** WORK TO COMPLETE **
Return all lines where the word "title" can be found.
-- Start of AVAILABLE DATA --
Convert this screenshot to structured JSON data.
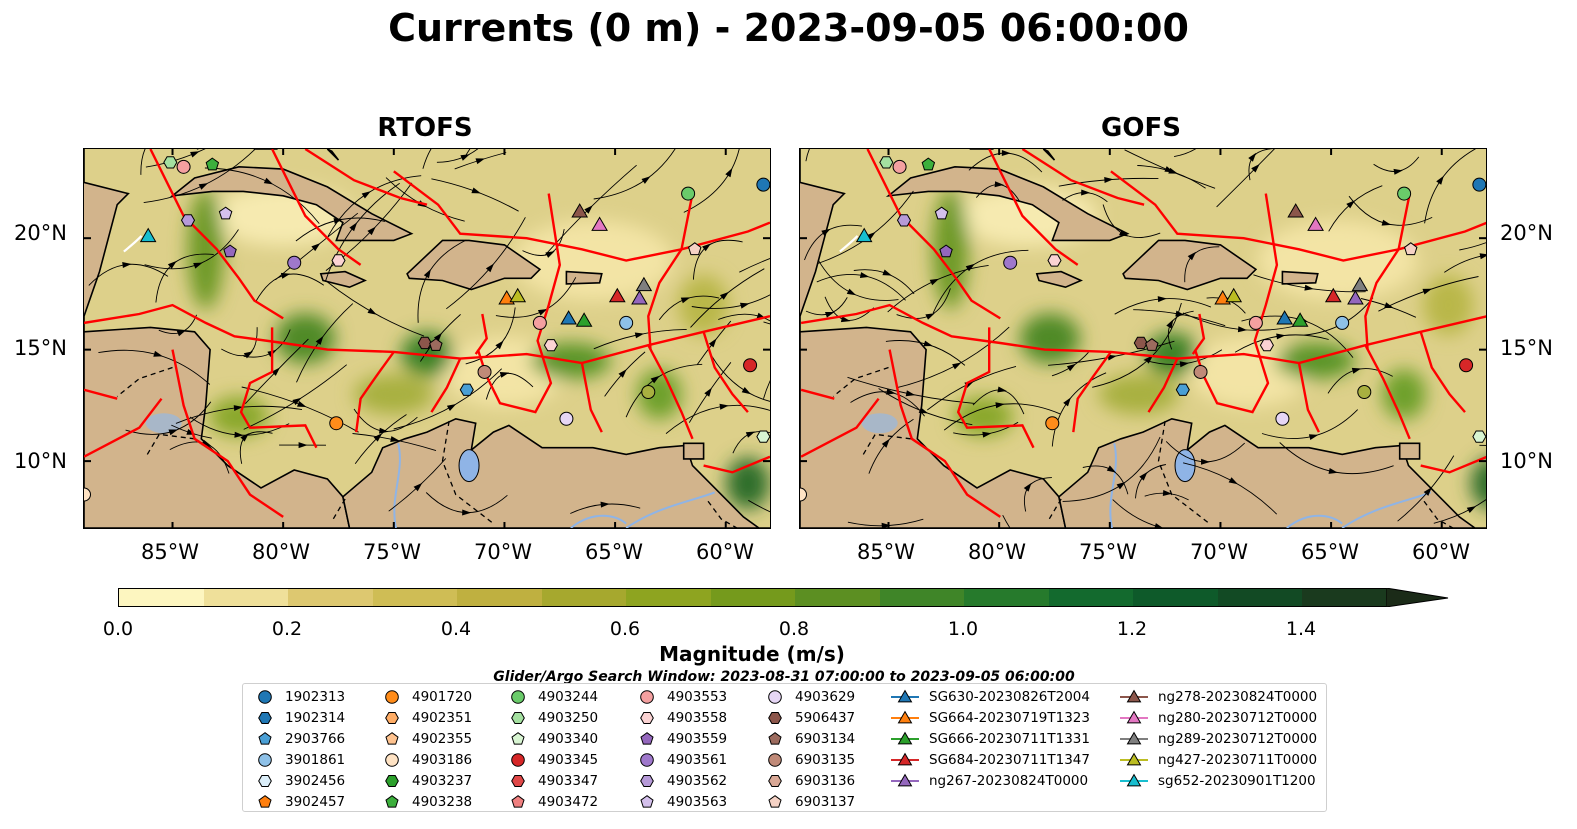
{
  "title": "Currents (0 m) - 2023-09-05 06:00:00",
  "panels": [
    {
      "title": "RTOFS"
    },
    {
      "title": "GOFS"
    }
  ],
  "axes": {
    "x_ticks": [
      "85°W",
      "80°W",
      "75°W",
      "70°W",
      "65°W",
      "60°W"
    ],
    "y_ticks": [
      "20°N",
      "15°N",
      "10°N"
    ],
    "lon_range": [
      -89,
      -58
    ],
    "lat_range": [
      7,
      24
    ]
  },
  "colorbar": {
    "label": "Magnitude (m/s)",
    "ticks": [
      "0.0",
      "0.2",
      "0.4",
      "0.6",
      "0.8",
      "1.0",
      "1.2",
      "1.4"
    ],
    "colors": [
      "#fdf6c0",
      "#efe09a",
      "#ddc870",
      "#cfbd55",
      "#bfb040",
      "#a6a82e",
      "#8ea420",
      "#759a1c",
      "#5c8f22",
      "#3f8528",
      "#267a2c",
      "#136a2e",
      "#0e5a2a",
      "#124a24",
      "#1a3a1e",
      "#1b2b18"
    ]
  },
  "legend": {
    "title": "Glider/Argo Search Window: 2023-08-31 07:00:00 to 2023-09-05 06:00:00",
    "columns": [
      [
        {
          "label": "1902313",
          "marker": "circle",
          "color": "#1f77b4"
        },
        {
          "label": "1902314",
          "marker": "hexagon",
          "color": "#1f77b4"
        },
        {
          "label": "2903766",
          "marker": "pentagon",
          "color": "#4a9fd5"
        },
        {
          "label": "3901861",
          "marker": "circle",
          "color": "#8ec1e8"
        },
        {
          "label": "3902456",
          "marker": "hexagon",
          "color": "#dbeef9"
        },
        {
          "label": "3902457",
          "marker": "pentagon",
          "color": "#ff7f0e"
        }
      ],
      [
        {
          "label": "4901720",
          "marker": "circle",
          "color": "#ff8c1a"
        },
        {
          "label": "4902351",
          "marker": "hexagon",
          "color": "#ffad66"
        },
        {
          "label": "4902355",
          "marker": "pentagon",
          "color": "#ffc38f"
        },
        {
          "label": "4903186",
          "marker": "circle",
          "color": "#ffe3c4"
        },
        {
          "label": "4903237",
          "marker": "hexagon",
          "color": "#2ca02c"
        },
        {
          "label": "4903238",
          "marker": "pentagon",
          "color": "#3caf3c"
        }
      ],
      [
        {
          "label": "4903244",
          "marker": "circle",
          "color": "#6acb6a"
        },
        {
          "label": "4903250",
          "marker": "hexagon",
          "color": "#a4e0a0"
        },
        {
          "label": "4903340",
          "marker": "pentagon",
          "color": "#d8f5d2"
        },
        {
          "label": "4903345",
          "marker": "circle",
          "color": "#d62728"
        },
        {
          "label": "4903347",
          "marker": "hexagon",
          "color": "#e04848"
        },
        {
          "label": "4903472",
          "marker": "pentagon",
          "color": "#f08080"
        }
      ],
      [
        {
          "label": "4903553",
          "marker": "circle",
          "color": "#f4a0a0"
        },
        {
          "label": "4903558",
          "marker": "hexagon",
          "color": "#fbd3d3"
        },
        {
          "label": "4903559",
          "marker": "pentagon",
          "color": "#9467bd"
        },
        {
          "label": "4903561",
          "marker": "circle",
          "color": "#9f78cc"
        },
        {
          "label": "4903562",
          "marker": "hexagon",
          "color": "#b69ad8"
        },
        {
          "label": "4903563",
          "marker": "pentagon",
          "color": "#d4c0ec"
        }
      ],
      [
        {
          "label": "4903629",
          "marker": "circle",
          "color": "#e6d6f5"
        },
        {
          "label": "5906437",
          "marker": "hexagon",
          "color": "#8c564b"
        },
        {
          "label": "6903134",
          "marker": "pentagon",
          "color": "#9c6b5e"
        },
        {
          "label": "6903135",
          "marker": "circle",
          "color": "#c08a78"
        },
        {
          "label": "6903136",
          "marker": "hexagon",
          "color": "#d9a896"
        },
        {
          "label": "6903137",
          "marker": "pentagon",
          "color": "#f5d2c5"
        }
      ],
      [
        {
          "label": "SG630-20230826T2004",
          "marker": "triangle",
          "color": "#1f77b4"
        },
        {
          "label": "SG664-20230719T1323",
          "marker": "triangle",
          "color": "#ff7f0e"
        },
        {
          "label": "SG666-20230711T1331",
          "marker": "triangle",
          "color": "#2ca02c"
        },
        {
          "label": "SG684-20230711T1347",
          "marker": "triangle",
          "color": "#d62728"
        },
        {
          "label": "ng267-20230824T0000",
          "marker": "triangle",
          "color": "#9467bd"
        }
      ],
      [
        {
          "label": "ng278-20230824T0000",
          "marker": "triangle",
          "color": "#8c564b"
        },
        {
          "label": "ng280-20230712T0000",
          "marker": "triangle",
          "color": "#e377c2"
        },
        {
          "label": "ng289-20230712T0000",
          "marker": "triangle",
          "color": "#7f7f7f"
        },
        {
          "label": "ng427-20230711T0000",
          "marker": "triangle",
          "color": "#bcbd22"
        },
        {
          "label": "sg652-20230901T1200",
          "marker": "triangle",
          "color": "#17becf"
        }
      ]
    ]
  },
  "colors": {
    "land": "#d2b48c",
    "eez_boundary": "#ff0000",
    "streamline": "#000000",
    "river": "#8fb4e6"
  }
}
-- End of AVAILABLE DATA --
** RIGHT ANSWER **
  "title": "Currents (0 m) - 2023-09-05 06:00:00",
      "title": "RTOFS"
      "title": "GOFS"
    "title": "Glider/Argo Search Window: 2023-08-31 07:00:00 to 2023-09-05 06:00:00",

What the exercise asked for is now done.